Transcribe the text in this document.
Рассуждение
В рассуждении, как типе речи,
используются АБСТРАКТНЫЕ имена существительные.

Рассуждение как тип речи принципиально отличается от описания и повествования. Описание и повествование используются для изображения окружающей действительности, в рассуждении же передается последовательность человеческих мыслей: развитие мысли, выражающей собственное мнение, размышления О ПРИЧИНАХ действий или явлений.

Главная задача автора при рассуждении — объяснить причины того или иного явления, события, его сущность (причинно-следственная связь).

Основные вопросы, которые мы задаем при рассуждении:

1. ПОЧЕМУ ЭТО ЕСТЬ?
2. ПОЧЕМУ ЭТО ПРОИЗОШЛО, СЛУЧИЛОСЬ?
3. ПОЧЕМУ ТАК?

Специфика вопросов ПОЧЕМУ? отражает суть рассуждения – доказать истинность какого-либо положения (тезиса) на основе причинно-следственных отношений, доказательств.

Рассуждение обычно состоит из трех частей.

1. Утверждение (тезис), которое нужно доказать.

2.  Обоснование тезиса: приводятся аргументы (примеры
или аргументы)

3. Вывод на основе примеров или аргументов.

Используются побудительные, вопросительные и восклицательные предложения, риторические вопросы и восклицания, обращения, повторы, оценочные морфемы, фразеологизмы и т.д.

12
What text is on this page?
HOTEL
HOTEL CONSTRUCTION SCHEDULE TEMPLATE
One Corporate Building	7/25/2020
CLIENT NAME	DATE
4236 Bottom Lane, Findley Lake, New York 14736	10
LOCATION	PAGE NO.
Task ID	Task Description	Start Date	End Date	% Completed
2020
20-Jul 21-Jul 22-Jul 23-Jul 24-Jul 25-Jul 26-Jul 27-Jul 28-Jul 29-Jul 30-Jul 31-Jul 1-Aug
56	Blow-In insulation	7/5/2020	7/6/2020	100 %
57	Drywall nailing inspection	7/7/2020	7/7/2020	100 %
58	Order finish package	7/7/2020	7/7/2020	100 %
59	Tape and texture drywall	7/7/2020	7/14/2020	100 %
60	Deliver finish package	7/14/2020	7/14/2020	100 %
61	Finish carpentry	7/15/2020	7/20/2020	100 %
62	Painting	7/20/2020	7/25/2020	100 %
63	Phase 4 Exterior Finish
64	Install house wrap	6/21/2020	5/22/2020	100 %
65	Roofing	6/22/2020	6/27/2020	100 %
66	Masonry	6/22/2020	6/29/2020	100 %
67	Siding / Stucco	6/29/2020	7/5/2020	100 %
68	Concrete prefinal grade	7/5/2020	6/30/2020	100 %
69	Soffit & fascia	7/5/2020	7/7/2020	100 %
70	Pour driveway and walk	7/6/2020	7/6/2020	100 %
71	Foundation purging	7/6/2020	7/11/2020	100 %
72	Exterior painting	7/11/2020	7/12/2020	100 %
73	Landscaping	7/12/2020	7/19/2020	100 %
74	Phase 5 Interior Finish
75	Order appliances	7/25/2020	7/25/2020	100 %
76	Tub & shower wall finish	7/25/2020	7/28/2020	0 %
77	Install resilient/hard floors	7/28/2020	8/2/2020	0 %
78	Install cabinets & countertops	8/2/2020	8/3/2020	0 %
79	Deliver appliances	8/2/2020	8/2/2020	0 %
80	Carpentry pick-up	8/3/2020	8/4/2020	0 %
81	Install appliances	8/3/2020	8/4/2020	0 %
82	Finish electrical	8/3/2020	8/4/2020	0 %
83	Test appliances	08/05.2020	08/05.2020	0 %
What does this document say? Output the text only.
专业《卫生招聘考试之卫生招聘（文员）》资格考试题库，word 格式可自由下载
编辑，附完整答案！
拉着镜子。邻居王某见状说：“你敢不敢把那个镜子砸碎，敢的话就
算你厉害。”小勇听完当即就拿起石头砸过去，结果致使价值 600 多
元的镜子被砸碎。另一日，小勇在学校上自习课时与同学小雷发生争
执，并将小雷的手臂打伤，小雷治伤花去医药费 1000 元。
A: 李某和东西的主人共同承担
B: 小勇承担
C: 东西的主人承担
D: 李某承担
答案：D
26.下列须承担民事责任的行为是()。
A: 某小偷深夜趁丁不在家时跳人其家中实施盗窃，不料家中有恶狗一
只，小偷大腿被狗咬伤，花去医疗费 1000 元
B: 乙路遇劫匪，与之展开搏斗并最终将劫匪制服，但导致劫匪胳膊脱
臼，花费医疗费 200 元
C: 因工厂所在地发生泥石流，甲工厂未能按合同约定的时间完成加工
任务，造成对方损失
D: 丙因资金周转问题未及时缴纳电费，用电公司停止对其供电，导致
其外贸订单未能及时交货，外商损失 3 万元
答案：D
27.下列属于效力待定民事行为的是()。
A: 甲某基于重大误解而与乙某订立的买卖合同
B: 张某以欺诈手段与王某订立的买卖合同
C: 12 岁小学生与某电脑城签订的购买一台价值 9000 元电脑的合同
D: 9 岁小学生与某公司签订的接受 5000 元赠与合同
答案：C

━━━━━━━━━━

## Required task
Every entry should be printed again exactly as it stands.

## Exercise response
Transcribe the text in this document.
Рассуждение
В рассуждении, как типе речи,
используются АБСТРАКТНЫЕ имена существительные.

Рассуждение как тип речи принципиально отличается от описания и повествования. Описание и повествование используются для изображения окружающей действительности, в рассуждении же передается последовательность человеческих мыслей: развитие мысли, выражающей собственное мнение, размышления О ПРИЧИНАХ действий или явлений.

Главная задача автора при рассуждении — объяснить причины того или иного явления, события, его сущность (причинно-следственная связь).

Основные вопросы, которые мы задаем при рассуждении:

1. ПОЧЕМУ ЭТО ЕСТЬ?
2. ПОЧЕМУ ЭТО ПРОИЗОШЛО, СЛУЧИЛОСЬ?
3. ПОЧЕМУ ТАК?

Специфика вопросов ПОЧЕМУ? отражает суть рассуждения – доказать истинность какого-либо положения (тезиса) на основе причинно-следственных отношений, доказательств.

Рассуждение обычно состоит из трех частей.

1. Утверждение (тезис), которое нужно доказать.

2.  Обоснование тезиса: приводятся аргументы (примеры
или аргументы)

3. Вывод на основе примеров или аргументов.

Используются побудительные, вопросительные и восклицательные предложения, риторические вопросы и восклицания, обращения, повторы, оценочные морфемы, фразеологизмы и т.д.

12
What text is on this page?
HOTEL
HOTEL CONSTRUCTION SCHEDULE TEMPLATE
One Corporate Building	7/25/2020
CLIENT NAME	DATE
4236 Bottom Lane, Findley Lake, New York 14736	10
LOCATION	PAGE NO.
Task ID	Task Description	Start Date	End Date	% Completed
2020
20-Jul 21-Jul 22-Jul 23-Jul 24-Jul 25-Jul 26-Jul 27-Jul 28-Jul 29-Jul 30-Jul 31-Jul 1-Aug
56	Blow-In insulation	7/5/2020	7/6/2020	100 %
57	Drywall nailing inspection	7/7/2020	7/7/2020	100 %
58	Order finish package	7/7/2020	7/7/2020	100 %
59	Tape and texture drywall	7/7/2020	7/14/2020	100 %
60	Deliver finish package	7/14/2020	7/14/2020	100 %
61	Finish carpentry	7/15/2020	7/20/2020	100 %
62	Painting	7/20/2020	7/25/2020	100 %
63	Phase 4 Exterior Finish
64	Install house wrap	6/21/2020	5/22/2020	100 %
65	Roofing	6/22/2020	6/27/2020	100 %
66	Masonry	6/22/2020	6/29/2020	100 %
67	Siding / Stucco	6/29/2020	7/5/2020	100 %
68	Concrete prefinal grade	7/5/2020	6/30/2020	100 %
69	Soffit & fascia	7/5/2020	7/7/2020	100 %
70	Pour driveway and walk	7/6/2020	7/6/2020	100 %
71	Foundation purging	7/6/2020	7/11/2020	100 %
72	Exterior painting	7/11/2020	7/12/2020	100 %
73	Landscaping	7/12/2020	7/19/2020	100 %
74	Phase 5 Interior Finish
75	Order appliances	7/25/2020	7/25/2020	100 %
76	Tub & shower wall finish	7/25/2020	7/28/2020	0 %
77	Install resilient/hard floors	7/28/2020	8/2/2020	0 %
78	Install cabinets & countertops	8/2/2020	8/3/2020	0 %
79	Deliver appliances	8/2/2020	8/2/2020	0 %
80	Carpentry pick-up	8/3/2020	8/4/2020	0 %
81	Install appliances	8/3/2020	8/4/2020	0 %
82	Finish electrical	8/3/2020	8/4/2020	0 %
83	Test appliances	08/05.2020	08/05.2020	0 %
What does this document say? Output the text only.
专业《卫生招聘考试之卫生招聘（文员）》资格考试题库，word 格式可自由下载
编辑，附完整答案！
拉着镜子。邻居王某见状说：“你敢不敢把那个镜子砸碎，敢的话就
算你厉害。”小勇听完当即就拿起石头砸过去，结果致使价值 600 多
元的镜子被砸碎。另一日，小勇在学校上自习课时与同学小雷发生争
执，并将小雷的手臂打伤，小雷治伤花去医药费 1000 元。
A: 李某和东西的主人共同承担
B: 小勇承担
C: 东西的主人承担
D: 李某承担
答案：D
26.下列须承担民事责任的行为是()。
A: 某小偷深夜趁丁不在家时跳人其家中实施盗窃，不料家中有恶狗一
只，小偷大腿被狗咬伤，花去医疗费 1000 元
B: 乙路遇劫匪，与之展开搏斗并最终将劫匪制服，但导致劫匪胳膊脱
臼，花费医疗费 200 元
C: 因工厂所在地发生泥石流，甲工厂未能按合同约定的时间完成加工
任务，造成对方损失
D: 丙因资金周转问题未及时缴纳电费，用电公司停止对其供电，导致
其外贸订单未能及时交货，外商损失 3 万元
答案：D
27.下列属于效力待定民事行为的是()。
A: 甲某基于重大误解而与乙某订立的买卖合同
B: 张某以欺诈手段与王某订立的买卖合同
C: 12 岁小学生与某电脑城签订的购买一台价值 9000 元电脑的合同
D: 9 岁小学生与某公司签订的接受 5000 元赠与合同
答案：C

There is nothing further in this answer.